*EXERCISE AIM*.
Your task is to print every entry below exactly as given.

*DATA SUPPLIED*.
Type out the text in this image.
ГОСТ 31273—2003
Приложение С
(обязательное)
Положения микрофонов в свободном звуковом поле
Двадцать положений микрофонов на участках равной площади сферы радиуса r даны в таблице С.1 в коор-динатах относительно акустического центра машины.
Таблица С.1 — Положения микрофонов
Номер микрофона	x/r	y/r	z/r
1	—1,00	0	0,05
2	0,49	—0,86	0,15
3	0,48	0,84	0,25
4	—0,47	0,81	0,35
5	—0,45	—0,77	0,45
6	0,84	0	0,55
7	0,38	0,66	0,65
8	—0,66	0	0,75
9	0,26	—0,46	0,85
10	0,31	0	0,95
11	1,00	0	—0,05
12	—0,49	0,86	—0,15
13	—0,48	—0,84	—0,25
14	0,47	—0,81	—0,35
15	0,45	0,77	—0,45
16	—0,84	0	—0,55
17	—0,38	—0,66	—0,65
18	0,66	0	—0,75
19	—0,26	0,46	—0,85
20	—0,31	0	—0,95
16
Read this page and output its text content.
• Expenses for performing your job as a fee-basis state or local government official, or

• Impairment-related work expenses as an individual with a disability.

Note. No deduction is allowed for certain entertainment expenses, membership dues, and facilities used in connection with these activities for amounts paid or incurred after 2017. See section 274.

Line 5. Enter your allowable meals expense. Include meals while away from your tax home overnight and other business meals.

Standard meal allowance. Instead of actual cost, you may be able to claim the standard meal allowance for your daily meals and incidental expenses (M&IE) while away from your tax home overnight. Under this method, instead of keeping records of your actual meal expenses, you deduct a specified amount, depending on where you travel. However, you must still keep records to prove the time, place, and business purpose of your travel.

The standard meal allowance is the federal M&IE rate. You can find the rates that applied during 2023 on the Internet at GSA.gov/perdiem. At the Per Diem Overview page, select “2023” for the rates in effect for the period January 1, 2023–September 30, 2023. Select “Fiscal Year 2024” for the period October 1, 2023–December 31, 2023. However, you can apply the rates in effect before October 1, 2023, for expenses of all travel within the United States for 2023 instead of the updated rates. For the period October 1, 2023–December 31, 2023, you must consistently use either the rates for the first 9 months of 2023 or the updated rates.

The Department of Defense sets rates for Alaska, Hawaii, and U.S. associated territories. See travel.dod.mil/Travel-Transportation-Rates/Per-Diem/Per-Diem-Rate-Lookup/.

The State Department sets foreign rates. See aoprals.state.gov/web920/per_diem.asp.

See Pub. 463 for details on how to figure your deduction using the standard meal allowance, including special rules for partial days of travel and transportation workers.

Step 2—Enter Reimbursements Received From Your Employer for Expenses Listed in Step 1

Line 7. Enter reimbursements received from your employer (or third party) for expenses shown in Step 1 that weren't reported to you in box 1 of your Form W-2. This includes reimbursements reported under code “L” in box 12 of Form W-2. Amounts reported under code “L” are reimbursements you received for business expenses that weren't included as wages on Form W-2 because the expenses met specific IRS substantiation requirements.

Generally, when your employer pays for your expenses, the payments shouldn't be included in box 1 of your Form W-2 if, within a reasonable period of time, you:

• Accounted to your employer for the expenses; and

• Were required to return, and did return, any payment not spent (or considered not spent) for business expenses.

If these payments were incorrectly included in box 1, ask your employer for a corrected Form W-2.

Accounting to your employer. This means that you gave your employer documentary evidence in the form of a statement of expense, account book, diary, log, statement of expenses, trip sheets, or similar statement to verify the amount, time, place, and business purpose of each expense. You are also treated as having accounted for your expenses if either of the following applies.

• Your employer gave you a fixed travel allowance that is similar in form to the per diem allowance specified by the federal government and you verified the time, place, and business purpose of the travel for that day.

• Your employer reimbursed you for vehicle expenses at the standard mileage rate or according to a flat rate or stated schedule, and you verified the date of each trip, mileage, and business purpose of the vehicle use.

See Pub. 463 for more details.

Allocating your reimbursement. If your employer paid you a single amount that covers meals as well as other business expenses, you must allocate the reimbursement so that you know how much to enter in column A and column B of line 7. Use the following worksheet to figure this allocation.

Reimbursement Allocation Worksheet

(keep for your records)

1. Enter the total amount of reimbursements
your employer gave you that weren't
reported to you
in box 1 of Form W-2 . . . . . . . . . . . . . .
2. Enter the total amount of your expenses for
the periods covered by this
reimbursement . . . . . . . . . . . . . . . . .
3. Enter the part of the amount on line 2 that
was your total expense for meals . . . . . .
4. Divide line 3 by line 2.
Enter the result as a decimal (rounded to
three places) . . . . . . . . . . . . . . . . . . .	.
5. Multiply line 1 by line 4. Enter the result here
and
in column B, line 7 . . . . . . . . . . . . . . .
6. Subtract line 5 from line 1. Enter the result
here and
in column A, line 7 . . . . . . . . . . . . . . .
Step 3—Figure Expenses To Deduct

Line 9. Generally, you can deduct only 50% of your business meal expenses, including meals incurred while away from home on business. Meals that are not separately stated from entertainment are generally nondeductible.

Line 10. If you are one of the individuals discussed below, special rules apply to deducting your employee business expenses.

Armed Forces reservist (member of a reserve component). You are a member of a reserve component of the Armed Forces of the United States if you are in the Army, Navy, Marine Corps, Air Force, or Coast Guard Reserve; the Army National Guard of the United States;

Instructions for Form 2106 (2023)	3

*RESULT OF THIS TASK*.
Type out the text in this image.
ГОСТ 31273—2003
Приложение С
(обязательное)
Положения микрофонов в свободном звуковом поле
Двадцать положений микрофонов на участках равной площади сферы радиуса r даны в таблице С.1 в коор-динатах относительно акустического центра машины.
Таблица С.1 — Положения микрофонов
Номер микрофона	x/r	y/r	z/r
1	—1,00	0	0,05
2	0,49	—0,86	0,15
3	0,48	0,84	0,25
4	—0,47	0,81	0,35
5	—0,45	—0,77	0,45
6	0,84	0	0,55
7	0,38	0,66	0,65
8	—0,66	0	0,75
9	0,26	—0,46	0,85
10	0,31	0	0,95
11	1,00	0	—0,05
12	—0,49	0,86	—0,15
13	—0,48	—0,84	—0,25
14	0,47	—0,81	—0,35
15	0,45	0,77	—0,45
16	—0,84	0	—0,55
17	—0,38	—0,66	—0,65
18	0,66	0	—0,75
19	—0,26	0,46	—0,85
20	—0,31	0	—0,95
16
Read this page and output its text content.
• Expenses for performing your job as a fee-basis state or local government official, or

• Impairment-related work expenses as an individual with a disability.

Note. No deduction is allowed for certain entertainment expenses, membership dues, and facilities used in connection with these activities for amounts paid or incurred after 2017. See section 274.

Line 5. Enter your allowable meals expense. Include meals while away from your tax home overnight and other business meals.

Standard meal allowance. Instead of actual cost, you may be able to claim the standard meal allowance for your daily meals and incidental expenses (M&IE) while away from your tax home overnight. Under this method, instead of keeping records of your actual meal expenses, you deduct a specified amount, depending on where you travel. However, you must still keep records to prove the time, place, and business purpose of your travel.

The standard meal allowance is the federal M&IE rate. You can find the rates that applied during 2023 on the Internet at GSA.gov/perdiem. At the Per Diem Overview page, select “2023” for the rates in effect for the period January 1, 2023–September 30, 2023. Select “Fiscal Year 2024” for the period October 1, 2023–December 31, 2023. However, you can apply the rates in effect before October 1, 2023, for expenses of all travel within the United States for 2023 instead of the updated rates. For the period October 1, 2023–December 31, 2023, you must consistently use either the rates for the first 9 months of 2023 or the updated rates.

The Department of Defense sets rates for Alaska, Hawaii, and U.S. associated territories. See travel.dod.mil/Travel-Transportation-Rates/Per-Diem/Per-Diem-Rate-Lookup/.

The State Department sets foreign rates. See aoprals.state.gov/web920/per_diem.asp.

See Pub. 463 for details on how to figure your deduction using the standard meal allowance, including special rules for partial days of travel and transportation workers.

Step 2—Enter Reimbursements Received From Your Employer for Expenses Listed in Step 1

Line 7. Enter reimbursements received from your employer (or third party) for expenses shown in Step 1 that weren't reported to you in box 1 of your Form W-2. This includes reimbursements reported under code “L” in box 12 of Form W-2. Amounts reported under code “L” are reimbursements you received for business expenses that weren't included as wages on Form W-2 because the expenses met specific IRS substantiation requirements.

Generally, when your employer pays for your expenses, the payments shouldn't be included in box 1 of your Form W-2 if, within a reasonable period of time, you:

• Accounted to your employer for the expenses; and

• Were required to return, and did return, any payment not spent (or considered not spent) for business expenses.

If these payments were incorrectly included in box 1, ask your employer for a corrected Form W-2.

Accounting to your employer. This means that you gave your employer documentary evidence in the form of a statement of expense, account book, diary, log, statement of expenses, trip sheets, or similar statement to verify the amount, time, place, and business purpose of each expense. You are also treated as having accounted for your expenses if either of the following applies.

• Your employer gave you a fixed travel allowance that is similar in form to the per diem allowance specified by the federal government and you verified the time, place, and business purpose of the travel for that day.

• Your employer reimbursed you for vehicle expenses at the standard mileage rate or according to a flat rate or stated schedule, and you verified the date of each trip, mileage, and business purpose of the vehicle use.

See Pub. 463 for more details.

Allocating your reimbursement. If your employer paid you a single amount that covers meals as well as other business expenses, you must allocate the reimbursement so that you know how much to enter in column A and column B of line 7. Use the following worksheet to figure this allocation.

Reimbursement Allocation Worksheet

(keep for your records)

1. Enter the total amount of reimbursements
your employer gave you that weren't
reported to you
in box 1 of Form W-2 . . . . . . . . . . . . . .
2. Enter the total amount of your expenses for
the periods covered by this
reimbursement . . . . . . . . . . . . . . . . .
3. Enter the part of the amount on line 2 that
was your total expense for meals . . . . . .
4. Divide line 3 by line 2.
Enter the result as a decimal (rounded to
three places) . . . . . . . . . . . . . . . . . . .	.
5. Multiply line 1 by line 4. Enter the result here
and
in column B, line 7 . . . . . . . . . . . . . . .
6. Subtract line 5 from line 1. Enter the result
here and
in column A, line 7 . . . . . . . . . . . . . . .
Step 3—Figure Expenses To Deduct

Line 9. Generally, you can deduct only 50% of your business meal expenses, including meals incurred while away from home on business. Meals that are not separately stated from entertainment are generally nondeductible.

Line 10. If you are one of the individuals discussed below, special rules apply to deducting your employee business expenses.

Armed Forces reservist (member of a reserve component). You are a member of a reserve component of the Armed Forces of the United States if you are in the Army, Navy, Marine Corps, Air Force, or Coast Guard Reserve; the Army National Guard of the United States;

Instructions for Form 2106 (2023)	3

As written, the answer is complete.